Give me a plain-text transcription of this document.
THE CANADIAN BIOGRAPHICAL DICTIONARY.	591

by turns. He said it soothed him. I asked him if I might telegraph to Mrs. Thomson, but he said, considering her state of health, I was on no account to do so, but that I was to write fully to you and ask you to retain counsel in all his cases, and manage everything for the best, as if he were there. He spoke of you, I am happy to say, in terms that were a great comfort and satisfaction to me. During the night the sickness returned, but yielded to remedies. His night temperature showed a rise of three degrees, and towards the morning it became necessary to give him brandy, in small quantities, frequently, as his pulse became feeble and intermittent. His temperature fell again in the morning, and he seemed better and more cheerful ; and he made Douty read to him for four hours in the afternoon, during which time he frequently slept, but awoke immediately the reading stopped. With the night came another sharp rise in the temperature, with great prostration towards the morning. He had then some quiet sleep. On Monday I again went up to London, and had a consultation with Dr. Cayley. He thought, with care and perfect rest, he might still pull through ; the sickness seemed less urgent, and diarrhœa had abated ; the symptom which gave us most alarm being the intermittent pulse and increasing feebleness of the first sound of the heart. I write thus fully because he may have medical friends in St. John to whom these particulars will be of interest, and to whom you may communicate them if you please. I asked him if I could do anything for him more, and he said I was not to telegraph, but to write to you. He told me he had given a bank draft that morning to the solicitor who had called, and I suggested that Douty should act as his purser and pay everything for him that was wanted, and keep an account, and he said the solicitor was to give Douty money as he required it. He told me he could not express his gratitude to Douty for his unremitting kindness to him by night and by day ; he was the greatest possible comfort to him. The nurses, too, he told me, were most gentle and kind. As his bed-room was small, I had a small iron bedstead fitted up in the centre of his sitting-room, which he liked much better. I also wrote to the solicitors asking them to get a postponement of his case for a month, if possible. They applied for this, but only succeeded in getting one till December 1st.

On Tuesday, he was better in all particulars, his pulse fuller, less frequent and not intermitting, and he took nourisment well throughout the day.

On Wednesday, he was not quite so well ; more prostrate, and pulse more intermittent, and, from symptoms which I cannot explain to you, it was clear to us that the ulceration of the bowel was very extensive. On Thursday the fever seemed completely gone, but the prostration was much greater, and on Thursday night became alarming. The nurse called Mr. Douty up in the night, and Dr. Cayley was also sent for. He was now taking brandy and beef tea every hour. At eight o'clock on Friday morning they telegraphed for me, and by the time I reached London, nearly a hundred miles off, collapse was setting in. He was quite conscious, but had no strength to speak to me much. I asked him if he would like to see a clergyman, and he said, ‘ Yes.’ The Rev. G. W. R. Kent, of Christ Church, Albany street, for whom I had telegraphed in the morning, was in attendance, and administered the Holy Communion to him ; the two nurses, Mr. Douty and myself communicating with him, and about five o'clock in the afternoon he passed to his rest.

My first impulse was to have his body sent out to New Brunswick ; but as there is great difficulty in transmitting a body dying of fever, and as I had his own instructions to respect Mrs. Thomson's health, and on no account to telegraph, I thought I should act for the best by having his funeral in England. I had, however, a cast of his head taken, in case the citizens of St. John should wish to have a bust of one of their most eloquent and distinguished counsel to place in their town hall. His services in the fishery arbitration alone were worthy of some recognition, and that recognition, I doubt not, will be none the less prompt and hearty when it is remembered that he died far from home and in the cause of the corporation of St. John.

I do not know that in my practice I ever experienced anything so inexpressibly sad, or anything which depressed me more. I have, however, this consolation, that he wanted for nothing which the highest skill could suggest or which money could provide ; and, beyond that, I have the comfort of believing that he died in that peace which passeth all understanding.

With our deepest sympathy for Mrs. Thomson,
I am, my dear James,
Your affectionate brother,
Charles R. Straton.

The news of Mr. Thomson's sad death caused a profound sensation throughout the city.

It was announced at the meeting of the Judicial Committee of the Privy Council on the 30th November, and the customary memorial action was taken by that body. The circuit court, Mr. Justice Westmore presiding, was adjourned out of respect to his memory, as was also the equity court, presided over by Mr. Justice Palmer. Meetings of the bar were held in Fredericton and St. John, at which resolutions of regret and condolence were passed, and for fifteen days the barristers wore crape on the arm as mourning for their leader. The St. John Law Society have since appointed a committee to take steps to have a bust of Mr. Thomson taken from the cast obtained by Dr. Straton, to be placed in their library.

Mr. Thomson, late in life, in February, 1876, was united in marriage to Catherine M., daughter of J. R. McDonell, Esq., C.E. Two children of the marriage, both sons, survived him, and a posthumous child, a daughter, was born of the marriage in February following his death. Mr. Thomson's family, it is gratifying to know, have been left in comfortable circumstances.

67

§ **TO BE DONE**
Extract the entries above verbatim.

§ **EXPECTED ANSWER**
Give me a plain-text transcription of this document.
THE CANADIAN BIOGRAPHICAL DICTIONARY.	591

by turns. He said it soothed him. I asked him if I might telegraph to Mrs. Thomson, but he said, considering her state of health, I was on no account to do so, but that I was to write fully to you and ask you to retain counsel in all his cases, and manage everything for the best, as if he were there. He spoke of you, I am happy to say, in terms that were a great comfort and satisfaction to me. During the night the sickness returned, but yielded to remedies. His night temperature showed a rise of three degrees, and towards the morning it became necessary to give him brandy, in small quantities, frequently, as his pulse became feeble and intermittent. His temperature fell again in the morning, and he seemed better and more cheerful ; and he made Douty read to him for four hours in the afternoon, during which time he frequently slept, but awoke immediately the reading stopped. With the night came another sharp rise in the temperature, with great prostration towards the morning. He had then some quiet sleep. On Monday I again went up to London, and had a consultation with Dr. Cayley. He thought, with care and perfect rest, he might still pull through ; the sickness seemed less urgent, and diarrhœa had abated ; the symptom which gave us most alarm being the intermittent pulse and increasing feebleness of the first sound of the heart. I write thus fully because he may have medical friends in St. John to whom these particulars will be of interest, and to whom you may communicate them if you please. I asked him if I could do anything for him more, and he said I was not to telegraph, but to write to you. He told me he had given a bank draft that morning to the solicitor who had called, and I suggested that Douty should act as his purser and pay everything for him that was wanted, and keep an account, and he said the solicitor was to give Douty money as he required it. He told me he could not express his gratitude to Douty for his unremitting kindness to him by night and by day ; he was the greatest possible comfort to him. The nurses, too, he told me, were most gentle and kind. As his bed-room was small, I had a small iron bedstead fitted up in the centre of his sitting-room, which he liked much better. I also wrote to the solicitors asking them to get a postponement of his case for a month, if possible. They applied for this, but only succeeded in getting one till December 1st.

On Tuesday, he was better in all particulars, his pulse fuller, less frequent and not intermitting, and he took nourisment well throughout the day.

On Wednesday, he was not quite so well ; more prostrate, and pulse more intermittent, and, from symptoms which I cannot explain to you, it was clear to us that the ulceration of the bowel was very extensive. On Thursday the fever seemed completely gone, but the prostration was much greater, and on Thursday night became alarming. The nurse called Mr. Douty up in the night, and Dr. Cayley was also sent for. He was now taking brandy and beef tea every hour. At eight o'clock on Friday morning they telegraphed for me, and by the time I reached London, nearly a hundred miles off, collapse was setting in. He was quite conscious, but had no strength to speak to me much. I asked him if he would like to see a clergyman, and he said, ‘ Yes.’ The Rev. G. W. R. Kent, of Christ Church, Albany street, for whom I had telegraphed in the morning, was in attendance, and administered the Holy Communion to him ; the two nurses, Mr. Douty and myself communicating with him, and about five o'clock in the afternoon he passed to his rest.

My first impulse was to have his body sent out to New Brunswick ; but as there is great difficulty in transmitting a body dying of fever, and as I had his own instructions to respect Mrs. Thomson's health, and on no account to telegraph, I thought I should act for the best by having his funeral in England. I had, however, a cast of his head taken, in case the citizens of St. John should wish to have a bust of one of their most eloquent and distinguished counsel to place in their town hall. His services in the fishery arbitration alone were worthy of some recognition, and that recognition, I doubt not, will be none the less prompt and hearty when it is remembered that he died far from home and in the cause of the corporation of St. John.

I do not know that in my practice I ever experienced anything so inexpressibly sad, or anything which depressed me more. I have, however, this consolation, that he wanted for nothing which the highest skill could suggest or which money could provide ; and, beyond that, I have the comfort of believing that he died in that peace which passeth all understanding.

With our deepest sympathy for Mrs. Thomson,
I am, my dear James,
Your affectionate brother,
Charles R. Straton.

The news of Mr. Thomson's sad death caused a profound sensation throughout the city.

It was announced at the meeting of the Judicial Committee of the Privy Council on the 30th November, and the customary memorial action was taken by that body. The circuit court, Mr. Justice Westmore presiding, was adjourned out of respect to his memory, as was also the equity court, presided over by Mr. Justice Palmer. Meetings of the bar were held in Fredericton and St. John, at which resolutions of regret and condolence were passed, and for fifteen days the barristers wore crape on the arm as mourning for their leader. The St. John Law Society have since appointed a committee to take steps to have a bust of Mr. Thomson taken from the cast obtained by Dr. Straton, to be placed in their library.

Mr. Thomson, late in life, in February, 1876, was united in marriage to Catherine M., daughter of J. R. McDonell, Esq., C.E. Two children of the marriage, both sons, survived him, and a posthumous child, a daughter, was born of the marriage in February following his death. Mr. Thomson's family, it is gratifying to know, have been left in comfortable circumstances.

67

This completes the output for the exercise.